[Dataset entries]
------------------------------------------------

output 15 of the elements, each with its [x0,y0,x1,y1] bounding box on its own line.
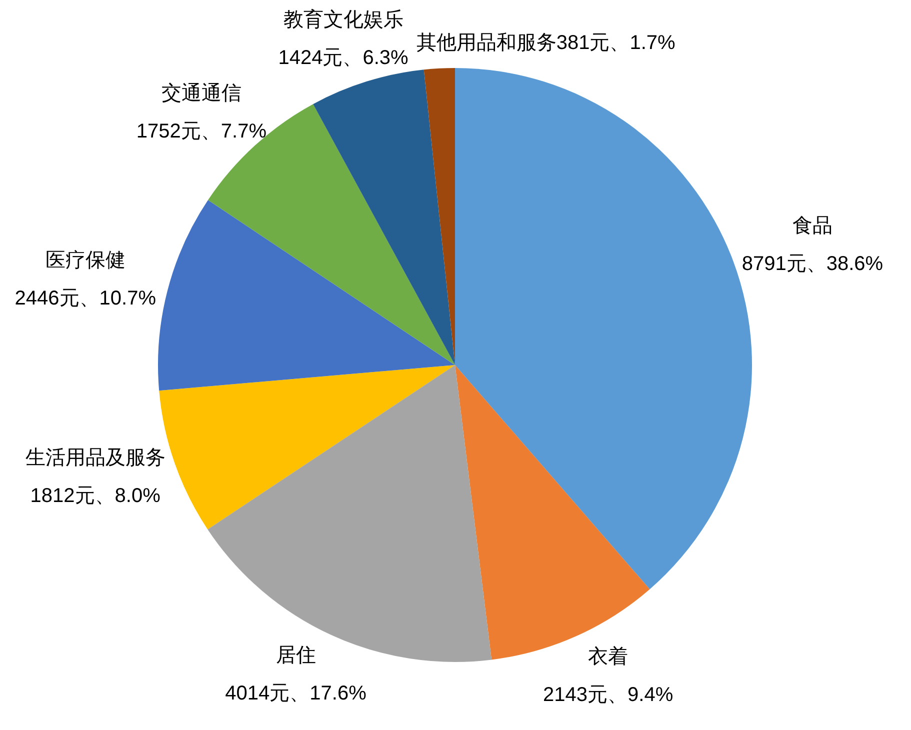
slice-label: 居住 [276,644,316,666]
data-label: 1812元、8.0% [30,485,161,508]
data-label: 4014元、17.6% [225,682,367,704]
slice-label: 生活用品及服务 [25,447,166,470]
slice-label: 其他用品和服务381元、1.7% [416,32,676,54]
data-label: 8791元、38.6% [742,253,884,276]
data-label: 2446元、10.7% [14,288,156,310]
slice-label: 衣着 [588,644,628,668]
slice-label: 医疗保健 [45,250,126,272]
data-label: 1424元、6.3% [278,46,409,69]
slice-label: 食品 [792,215,832,238]
data-label: 2143元、9.4% [543,684,674,706]
slice-label: 交通通信 [161,82,242,105]
slice-label: 教育文化娱乐 [283,8,404,31]
data-label: 1752元、7.7% [136,120,267,143]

------------------------------------------------

Task description
Transcribe every one of the lines above word for word, omitting the pictures.

Result for this task
output 15 of the elements, each with its [x0,y0,x1,y1] bounding box on its own line.
slice-label: 居住 [276,644,316,666]
data-label: 1812元、8.0% [30,485,161,508]
data-label: 4014元、17.6% [225,682,367,704]
slice-label: 生活用品及服务 [25,447,166,470]
slice-label: 其他用品和服务381元、1.7% [416,32,676,54]
data-label: 8791元、38.6% [742,253,884,276]
data-label: 2446元、10.7% [14,288,156,310]
slice-label: 衣着 [588,644,628,668]
slice-label: 医疗保健 [45,250,126,272]
data-label: 1424元、6.3% [278,46,409,69]
slice-label: 食品 [792,215,832,238]
data-label: 2143元、9.4% [543,684,674,706]
slice-label: 交通通信 [161,82,242,105]
slice-label: 教育文化娱乐 [283,8,404,31]
data-label: 1752元、7.7% [136,120,267,143]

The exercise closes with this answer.